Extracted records
• • •
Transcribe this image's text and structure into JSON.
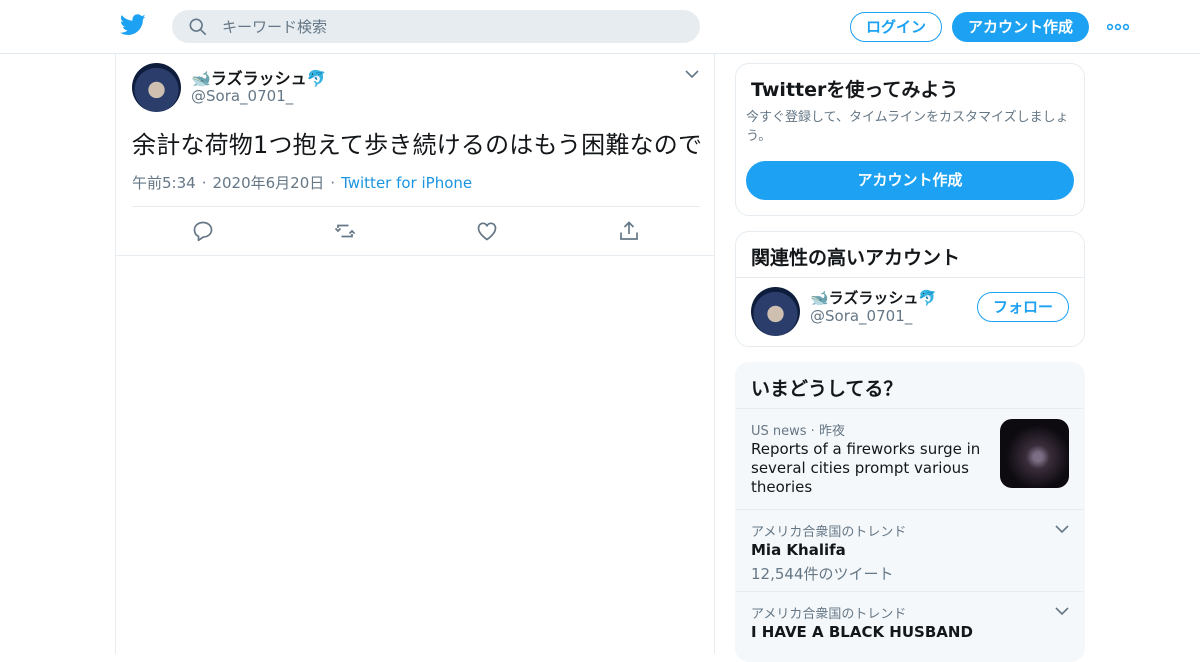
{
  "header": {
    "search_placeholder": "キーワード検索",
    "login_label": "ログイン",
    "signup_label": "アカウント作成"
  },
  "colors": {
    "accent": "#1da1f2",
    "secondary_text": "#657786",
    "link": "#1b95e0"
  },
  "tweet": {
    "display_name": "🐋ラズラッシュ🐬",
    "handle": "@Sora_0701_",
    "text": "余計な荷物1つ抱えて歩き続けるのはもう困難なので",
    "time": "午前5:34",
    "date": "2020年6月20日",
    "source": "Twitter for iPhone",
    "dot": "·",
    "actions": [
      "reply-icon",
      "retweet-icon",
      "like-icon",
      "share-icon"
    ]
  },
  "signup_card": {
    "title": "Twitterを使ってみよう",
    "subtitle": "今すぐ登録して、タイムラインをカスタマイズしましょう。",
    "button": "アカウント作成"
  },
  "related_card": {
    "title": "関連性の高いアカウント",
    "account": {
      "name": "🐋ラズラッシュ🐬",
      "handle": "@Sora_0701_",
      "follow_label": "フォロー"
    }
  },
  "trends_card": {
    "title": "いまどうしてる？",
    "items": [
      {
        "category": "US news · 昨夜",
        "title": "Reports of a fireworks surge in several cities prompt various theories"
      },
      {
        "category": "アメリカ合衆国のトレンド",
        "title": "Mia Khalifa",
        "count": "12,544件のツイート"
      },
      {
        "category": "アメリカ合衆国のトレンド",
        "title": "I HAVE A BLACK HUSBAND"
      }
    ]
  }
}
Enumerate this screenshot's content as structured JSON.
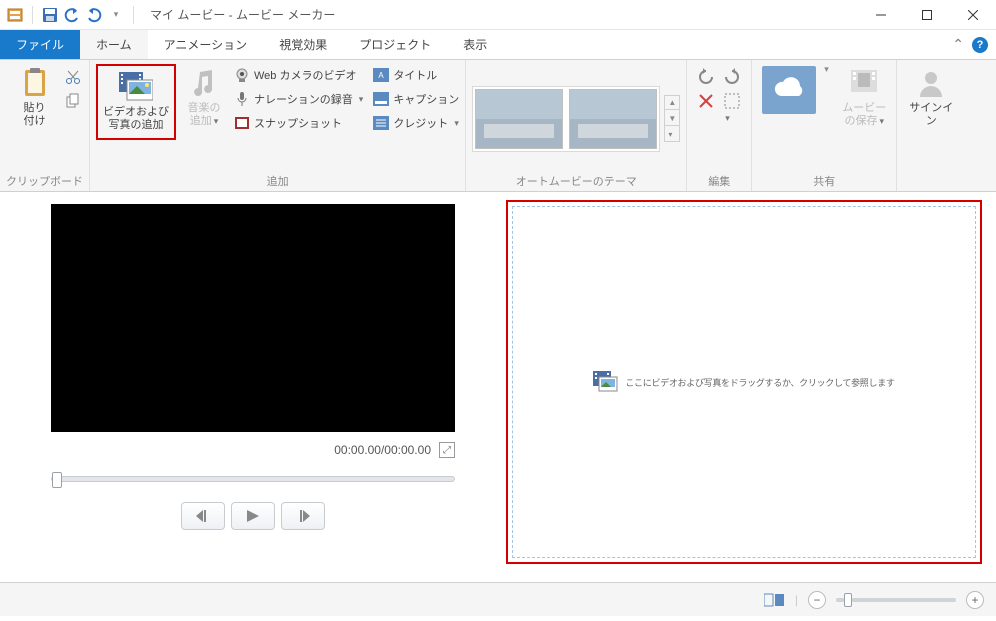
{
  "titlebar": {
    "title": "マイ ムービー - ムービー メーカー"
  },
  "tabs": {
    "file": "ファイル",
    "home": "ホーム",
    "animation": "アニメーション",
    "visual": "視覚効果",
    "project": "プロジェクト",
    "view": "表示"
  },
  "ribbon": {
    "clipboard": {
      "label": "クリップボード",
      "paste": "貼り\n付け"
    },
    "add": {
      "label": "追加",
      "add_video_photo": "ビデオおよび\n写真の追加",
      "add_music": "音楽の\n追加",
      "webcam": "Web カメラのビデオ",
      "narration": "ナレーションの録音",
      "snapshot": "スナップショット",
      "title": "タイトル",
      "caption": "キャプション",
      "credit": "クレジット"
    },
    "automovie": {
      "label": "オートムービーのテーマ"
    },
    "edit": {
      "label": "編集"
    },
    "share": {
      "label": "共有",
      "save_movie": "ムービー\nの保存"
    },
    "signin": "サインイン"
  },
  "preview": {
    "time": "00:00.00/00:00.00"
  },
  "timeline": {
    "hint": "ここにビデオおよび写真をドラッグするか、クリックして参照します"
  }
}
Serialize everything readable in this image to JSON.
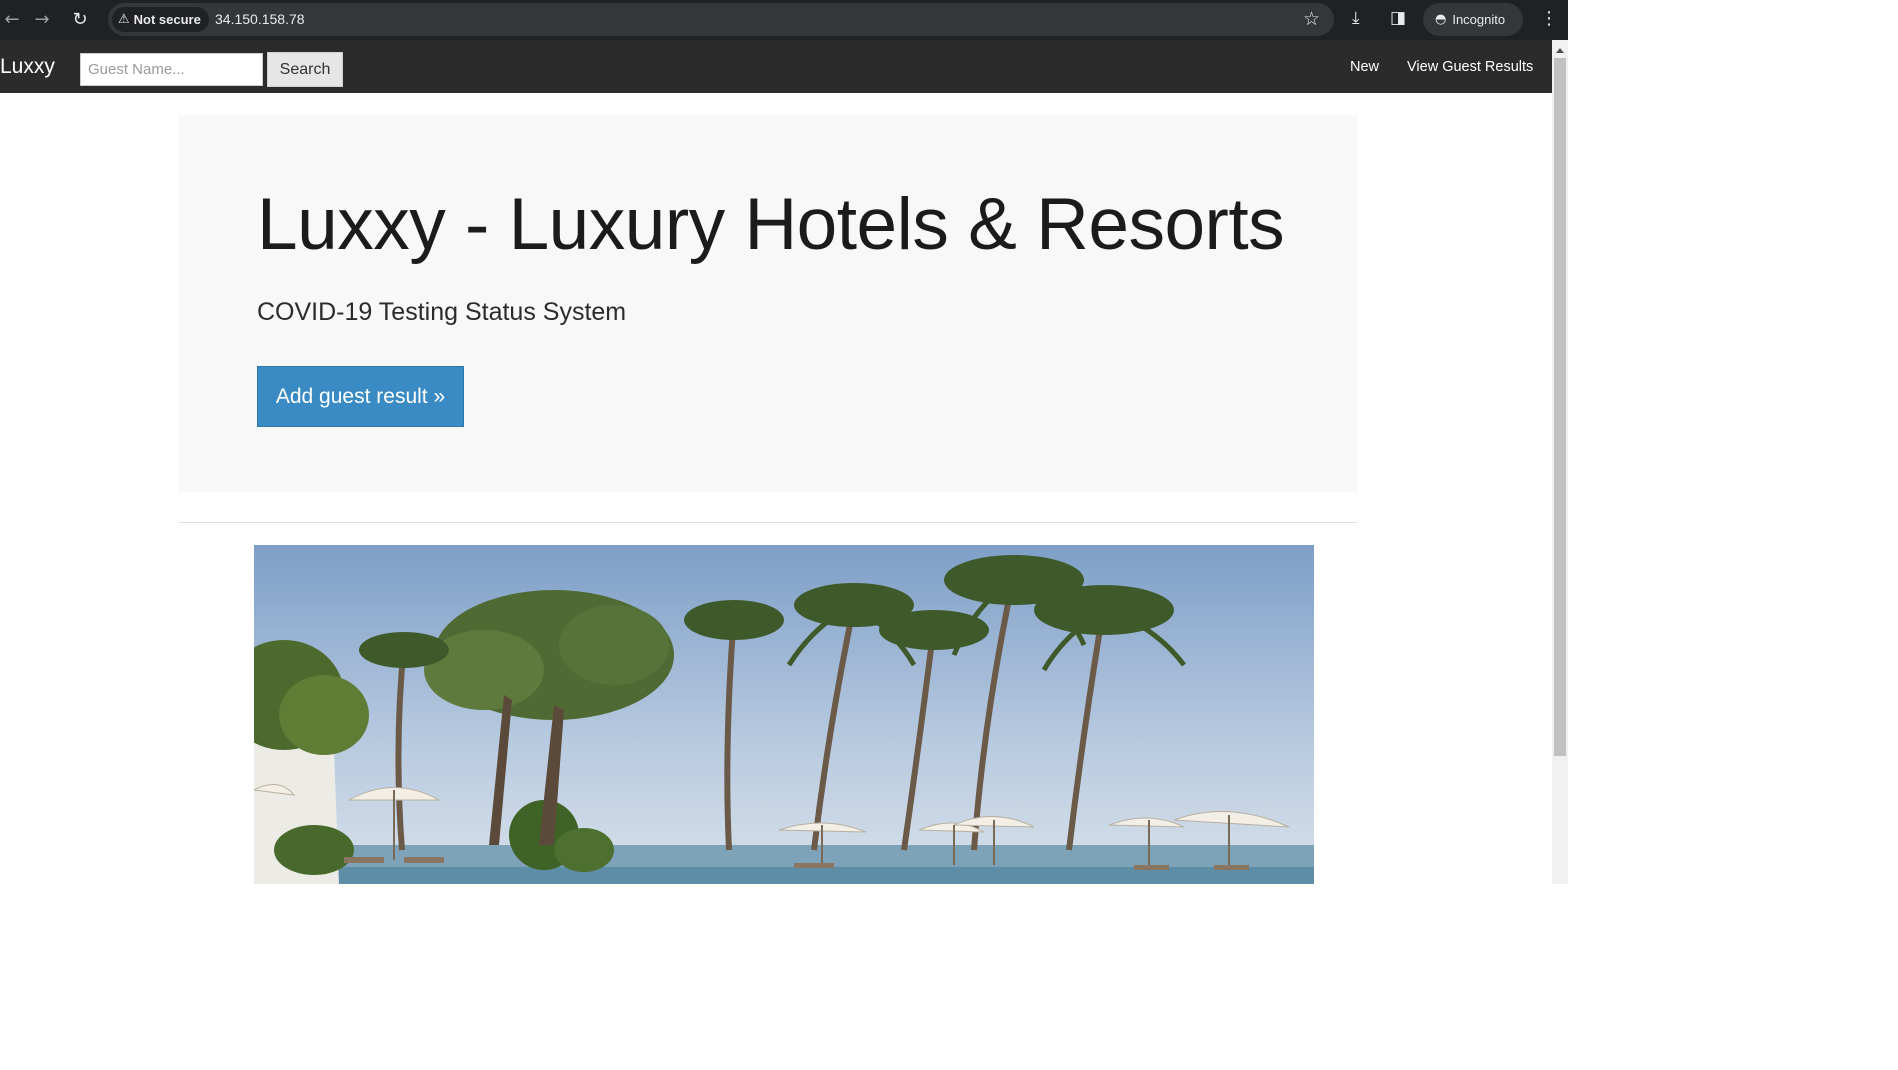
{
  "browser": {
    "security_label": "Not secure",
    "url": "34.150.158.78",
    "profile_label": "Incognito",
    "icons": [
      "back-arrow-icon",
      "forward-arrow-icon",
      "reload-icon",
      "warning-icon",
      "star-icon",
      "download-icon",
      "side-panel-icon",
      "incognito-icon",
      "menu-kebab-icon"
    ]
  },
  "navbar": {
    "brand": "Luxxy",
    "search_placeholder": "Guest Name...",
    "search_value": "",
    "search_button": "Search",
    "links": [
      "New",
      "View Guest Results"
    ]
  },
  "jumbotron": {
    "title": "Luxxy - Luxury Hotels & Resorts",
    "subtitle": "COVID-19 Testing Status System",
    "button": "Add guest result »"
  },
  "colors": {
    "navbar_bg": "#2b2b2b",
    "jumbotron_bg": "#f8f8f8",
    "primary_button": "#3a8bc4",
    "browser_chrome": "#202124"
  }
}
• • •
● Task to complete: Skipping the pictures, transcribe each line above exactly as it appears.

● Exercise result:
Transcribe this image's text and structure into JSON.
{
  "header": {
    "search_placeholder": "キーワード検索",
    "login_label": "ログイン",
    "signup_label": "アカウント作成"
  },
  "colors": {
    "accent": "#1da1f2",
    "secondary_text": "#657786",
    "link": "#1b95e0"
  },
  "tweet": {
    "display_name": "🐋ラズラッシュ🐬",
    "handle": "@Sora_0701_",
    "text": "余計な荷物1つ抱えて歩き続けるのはもう困難なので",
    "time": "午前5:34",
    "date": "2020年6月20日",
    "source": "Twitter for iPhone",
    "dot": "·",
    "actions": [
      "reply-icon",
      "retweet-icon",
      "like-icon",
      "share-icon"
    ]
  },
  "signup_card": {
    "title": "Twitterを使ってみよう",
    "subtitle": "今すぐ登録して、タイムラインをカスタマイズしましょう。",
    "button": "アカウント作成"
  },
  "related_card": {
    "title": "関連性の高いアカウント",
    "account": {
      "name": "🐋ラズラッシュ🐬",
      "handle": "@Sora_0701_",
      "follow_label": "フォロー"
    }
  },
  "trends_card": {
    "title": "いまどうしてる？",
    "items": [
      {
        "category": "US news · 昨夜",
        "title": "Reports of a fireworks surge in several cities prompt various theories"
      },
      {
        "category": "アメリカ合衆国のトレンド",
        "title": "Mia Khalifa",
        "count": "12,544件のツイート"
      },
      {
        "category": "アメリカ合衆国のトレンド",
        "title": "I HAVE A BLACK HUSBAND"
      }
    ]
  }
}
Enumerate this screenshot's content as structured JSON.
{
  "titlebar": {
    "title": "マイ ムービー - ムービー メーカー"
  },
  "tabs": {
    "file": "ファイル",
    "home": "ホーム",
    "animation": "アニメーション",
    "visual": "視覚効果",
    "project": "プロジェクト",
    "view": "表示"
  },
  "ribbon": {
    "clipboard": {
      "label": "クリップボード",
      "paste": "貼り\n付け"
    },
    "add": {
      "label": "追加",
      "add_video_photo": "ビデオおよび\n写真の追加",
      "add_music": "音楽の\n追加",
      "webcam": "Web カメラのビデオ",
      "narration": "ナレーションの録音",
      "snapshot": "スナップショット",
      "title": "タイトル",
      "caption": "キャプション",
      "credit": "クレジット"
    },
    "automovie": {
      "label": "オートムービーのテーマ"
    },
    "edit": {
      "label": "編集"
    },
    "share": {
      "label": "共有",
      "save_movie": "ムービー\nの保存"
    },
    "signin": "サインイン"
  },
  "preview": {
    "time": "00:00.00/00:00.00"
  },
  "timeline": {
    "hint": "ここにビデオおよび写真をドラッグするか、クリックして参照します"
  }
}
Serialize everything readable in this image to JSON.
{
  "browser": {
    "security_label": "Not secure",
    "url": "34.150.158.78",
    "profile_label": "Incognito",
    "icons": [
      "back-arrow-icon",
      "forward-arrow-icon",
      "reload-icon",
      "warning-icon",
      "star-icon",
      "download-icon",
      "side-panel-icon",
      "incognito-icon",
      "menu-kebab-icon"
    ]
  },
  "navbar": {
    "brand": "Luxxy",
    "search_placeholder": "Guest Name...",
    "search_value": "",
    "search_button": "Search",
    "links": [
      "New",
      "View Guest Results"
    ]
  },
  "jumbotron": {
    "title": "Luxxy - Luxury Hotels & Resorts",
    "subtitle": "COVID-19 Testing Status System",
    "button": "Add guest result »"
  },
  "colors": {
    "navbar_bg": "#2b2b2b",
    "jumbotron_bg": "#f8f8f8",
    "primary_button": "#3a8bc4",
    "browser_chrome": "#202124"
  }
}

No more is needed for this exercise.